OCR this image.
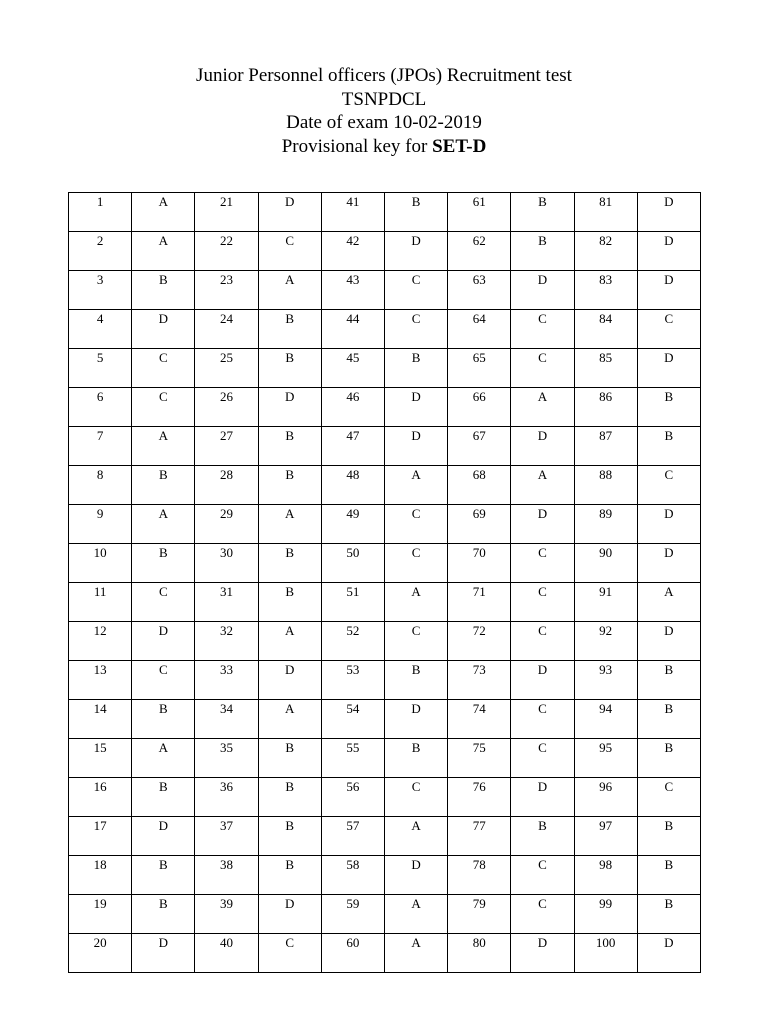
Junior Personnel officers (JPOs) Recruitment test
TSNPDCL
Date of exam 10-02-2019
Provisional key for SET-D
1	A	21	D	41	B	61	B	81	D
2	A	22	C	42	D	62	B	82	D
3	B	23	A	43	C	63	D	83	D
4	D	24	B	44	C	64	C	84	C
5	C	25	B	45	B	65	C	85	D
6	C	26	D	46	D	66	A	86	B
7	A	27	B	47	D	67	D	87	B
8	B	28	B	48	A	68	A	88	C
9	A	29	A	49	C	69	D	89	D
10	B	30	B	50	C	70	C	90	D
11	C	31	B	51	A	71	C	91	A
12	D	32	A	52	C	72	C	92	D
13	C	33	D	53	B	73	D	93	B
14	B	34	A	54	D	74	C	94	B
15	A	35	B	55	B	75	C	95	B
16	B	36	B	56	C	76	D	96	C
17	D	37	B	57	A	77	B	97	B
18	B	38	B	58	D	78	C	98	B
19	B	39	D	59	A	79	C	99	B
20	D	40	C	60	A	80	D	100	D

→ Exercise brief
Repeat everything in the records precisely. Images are excluded from the copy.

→ Complete response
OCR this image.
Junior Personnel officers (JPOs) Recruitment test
TSNPDCL
Date of exam 10-02-2019
Provisional key for SET-D
1	A	21	D	41	B	61	B	81	D
2	A	22	C	42	D	62	B	82	D
3	B	23	A	43	C	63	D	83	D
4	D	24	B	44	C	64	C	84	C
5	C	25	B	45	B	65	C	85	D
6	C	26	D	46	D	66	A	86	B
7	A	27	B	47	D	67	D	87	B
8	B	28	B	48	A	68	A	88	C
9	A	29	A	49	C	69	D	89	D
10	B	30	B	50	C	70	C	90	D
11	C	31	B	51	A	71	C	91	A
12	D	32	A	52	C	72	C	92	D
13	C	33	D	53	B	73	D	93	B
14	B	34	A	54	D	74	C	94	B
15	A	35	B	55	B	75	C	95	B
16	B	36	B	56	C	76	D	96	C
17	D	37	B	57	A	77	B	97	B
18	B	38	B	58	D	78	C	98	B
19	B	39	D	59	A	79	C	99	B
20	D	40	C	60	A	80	D	100	D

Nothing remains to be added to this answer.